All of the records below should be output exactly.

### EXERCISE MATERIAL
>>>

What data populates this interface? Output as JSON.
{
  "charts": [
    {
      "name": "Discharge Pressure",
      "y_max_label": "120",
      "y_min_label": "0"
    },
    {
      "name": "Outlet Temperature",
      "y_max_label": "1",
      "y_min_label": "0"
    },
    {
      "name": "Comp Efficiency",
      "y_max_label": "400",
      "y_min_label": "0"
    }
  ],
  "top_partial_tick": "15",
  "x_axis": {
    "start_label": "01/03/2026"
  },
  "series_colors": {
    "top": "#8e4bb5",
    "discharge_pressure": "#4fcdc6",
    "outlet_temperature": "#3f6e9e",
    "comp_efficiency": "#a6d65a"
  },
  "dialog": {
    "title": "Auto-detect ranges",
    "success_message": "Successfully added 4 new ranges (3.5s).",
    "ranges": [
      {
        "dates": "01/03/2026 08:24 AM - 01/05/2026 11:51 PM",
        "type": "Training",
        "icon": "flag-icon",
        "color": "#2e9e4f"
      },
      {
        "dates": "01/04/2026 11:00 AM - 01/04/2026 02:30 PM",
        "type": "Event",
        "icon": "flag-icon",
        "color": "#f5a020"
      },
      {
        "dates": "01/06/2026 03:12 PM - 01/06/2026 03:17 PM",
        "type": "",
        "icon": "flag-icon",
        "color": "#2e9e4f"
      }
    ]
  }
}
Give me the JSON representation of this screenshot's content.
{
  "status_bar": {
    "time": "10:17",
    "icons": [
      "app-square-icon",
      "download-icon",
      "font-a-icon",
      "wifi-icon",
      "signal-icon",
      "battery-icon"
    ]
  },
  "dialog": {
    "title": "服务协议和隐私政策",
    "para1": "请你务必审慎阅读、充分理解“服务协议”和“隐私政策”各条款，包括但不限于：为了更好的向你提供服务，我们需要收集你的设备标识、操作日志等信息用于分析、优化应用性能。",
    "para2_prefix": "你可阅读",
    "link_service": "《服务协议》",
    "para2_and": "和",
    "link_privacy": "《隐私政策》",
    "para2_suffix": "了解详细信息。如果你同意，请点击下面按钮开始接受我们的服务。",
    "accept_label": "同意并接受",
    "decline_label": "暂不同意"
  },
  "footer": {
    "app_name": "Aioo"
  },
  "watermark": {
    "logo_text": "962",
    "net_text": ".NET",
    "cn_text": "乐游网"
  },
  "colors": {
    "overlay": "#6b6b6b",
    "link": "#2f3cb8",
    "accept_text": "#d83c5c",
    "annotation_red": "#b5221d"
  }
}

<<<

### RESULT
What data populates this interface? Output as JSON.
{
  "charts": [
    {
      "name": "Discharge Pressure",
      "y_max_label": "120",
      "y_min_label": "0"
    },
    {
      "name": "Outlet Temperature",
      "y_max_label": "1",
      "y_min_label": "0"
    },
    {
      "name": "Comp Efficiency",
      "y_max_label": "400",
      "y_min_label": "0"
    }
  ],
  "top_partial_tick": "15",
  "x_axis": {
    "start_label": "01/03/2026"
  },
  "series_colors": {
    "top": "#8e4bb5",
    "discharge_pressure": "#4fcdc6",
    "outlet_temperature": "#3f6e9e",
    "comp_efficiency": "#a6d65a"
  },
  "dialog": {
    "title": "Auto-detect ranges",
    "success_message": "Successfully added 4 new ranges (3.5s).",
    "ranges": [
      {
        "dates": "01/03/2026 08:24 AM - 01/05/2026 11:51 PM",
        "type": "Training",
        "icon": "flag-icon",
        "color": "#2e9e4f"
      },
      {
        "dates": "01/04/2026 11:00 AM - 01/04/2026 02:30 PM",
        "type": "Event",
        "icon": "flag-icon",
        "color": "#f5a020"
      },
      {
        "dates": "01/06/2026 03:12 PM - 01/06/2026 03:17 PM",
        "type": "",
        "icon": "flag-icon",
        "color": "#2e9e4f"
      }
    ]
  }
}
Give me the JSON representation of this screenshot's content.
{
  "status_bar": {
    "time": "10:17",
    "icons": [
      "app-square-icon",
      "download-icon",
      "font-a-icon",
      "wifi-icon",
      "signal-icon",
      "battery-icon"
    ]
  },
  "dialog": {
    "title": "服务协议和隐私政策",
    "para1": "请你务必审慎阅读、充分理解“服务协议”和“隐私政策”各条款，包括但不限于：为了更好的向你提供服务，我们需要收集你的设备标识、操作日志等信息用于分析、优化应用性能。",
    "para2_prefix": "你可阅读",
    "link_service": "《服务协议》",
    "para2_and": "和",
    "link_privacy": "《隐私政策》",
    "para2_suffix": "了解详细信息。如果你同意，请点击下面按钮开始接受我们的服务。",
    "accept_label": "同意并接受",
    "decline_label": "暂不同意"
  },
  "footer": {
    "app_name": "Aioo"
  },
  "watermark": {
    "logo_text": "962",
    "net_text": ".NET",
    "cn_text": "乐游网"
  },
  "colors": {
    "overlay": "#6b6b6b",
    "link": "#2f3cb8",
    "accept_text": "#d83c5c",
    "annotation_red": "#b5221d"
  }
}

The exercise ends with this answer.